* Do this
Go through the listing beneath this task and return every line that carries the string "diff".

* A block of data

* Begin *

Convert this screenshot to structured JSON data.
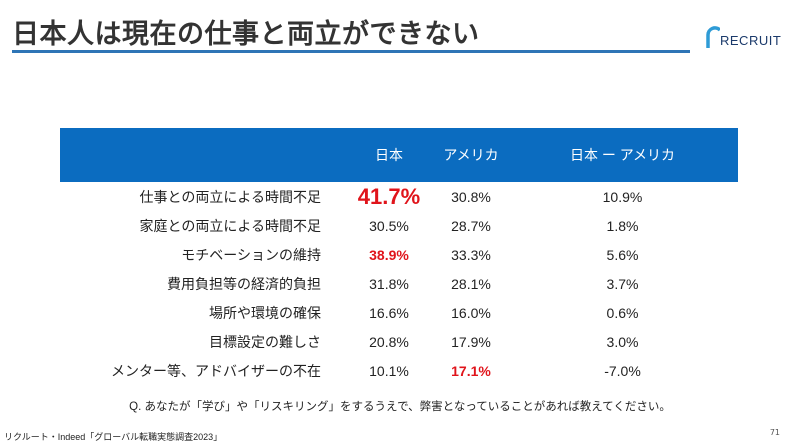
{
  "title": "日本人は現在の仕事と両立ができない",
  "logo": "RECRUIT",
  "table": {
    "headers": [
      "",
      "日本",
      "アメリカ",
      "日本 ー アメリカ"
    ],
    "rows": [
      {
        "label": "仕事との両立による時間不足",
        "jp": "41.7%",
        "us": "30.8%",
        "diff": "10.9%"
      },
      {
        "label": "家庭との両立による時間不足",
        "jp": "30.5%",
        "us": "28.7%",
        "diff": "1.8%"
      },
      {
        "label": "モチベーションの維持",
        "jp": "38.9%",
        "us": "33.3%",
        "diff": "5.6%"
      },
      {
        "label": "費用負担等の経済的負担",
        "jp": "31.8%",
        "us": "28.1%",
        "diff": "3.7%"
      },
      {
        "label": "場所や環境の確保",
        "jp": "16.6%",
        "us": "16.0%",
        "diff": "0.6%"
      },
      {
        "label": "目標設定の難しさ",
        "jp": "20.8%",
        "us": "17.9%",
        "diff": "3.0%"
      },
      {
        "label": "メンター等、アドバイザーの不在",
        "jp": "10.1%",
        "us": "17.1%",
        "diff": "-7.0%"
      }
    ]
  },
  "question": "Q. あなたが「学び」や「リスキリング」をするうえで、弊害となっていることがあれば教えてください。",
  "source": "リクルート・Indeed「グローバル転職実態調査2023」",
  "page": "71",
  "colors": {
    "accent": "#0b6cc0",
    "highlight": "#e0141b"
  }
}
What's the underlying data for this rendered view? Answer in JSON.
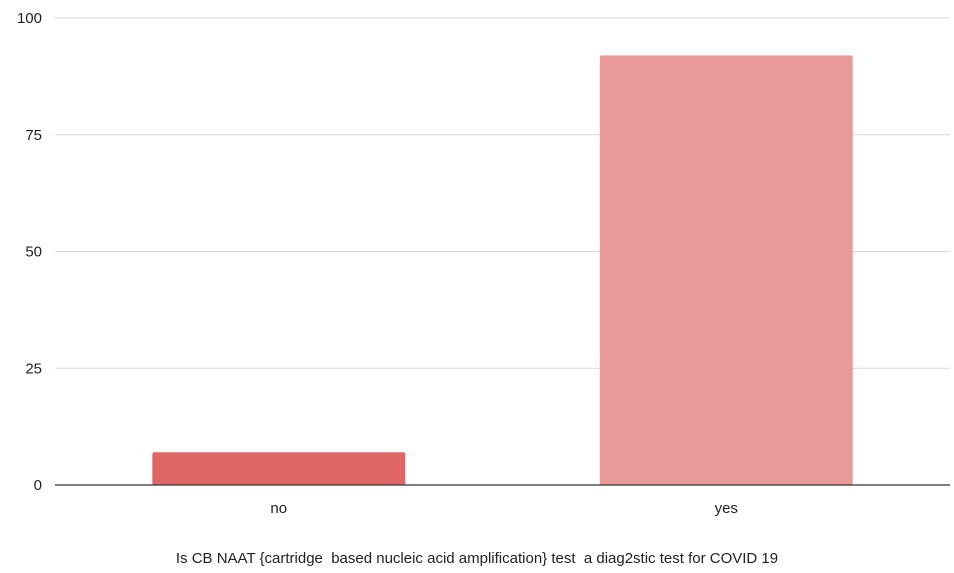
{
  "chart_data": {
    "type": "bar",
    "categories": [
      "no",
      "yes"
    ],
    "values": [
      7,
      92
    ],
    "bar_colors": [
      "#e06666",
      "#ea9999"
    ],
    "title": "",
    "xlabel": "Is CB NAAT {cartridge  based nucleic acid amplification} test  a diag2stic test for COVID 19",
    "ylabel": "",
    "ylim": [
      0,
      100
    ],
    "yticks": [
      0,
      25,
      50,
      75,
      100
    ],
    "grid": true,
    "grid_color": "#d9d9d9",
    "axis_color": "#333333"
  }
}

* End *

* Solved problem
        "diff": "10.9%"
        "diff": "1.8%"
        "diff": "5.6%"
        "diff": "3.7%"
        "diff": "0.6%"
        "diff": "3.0%"
        "diff": "-7.0%"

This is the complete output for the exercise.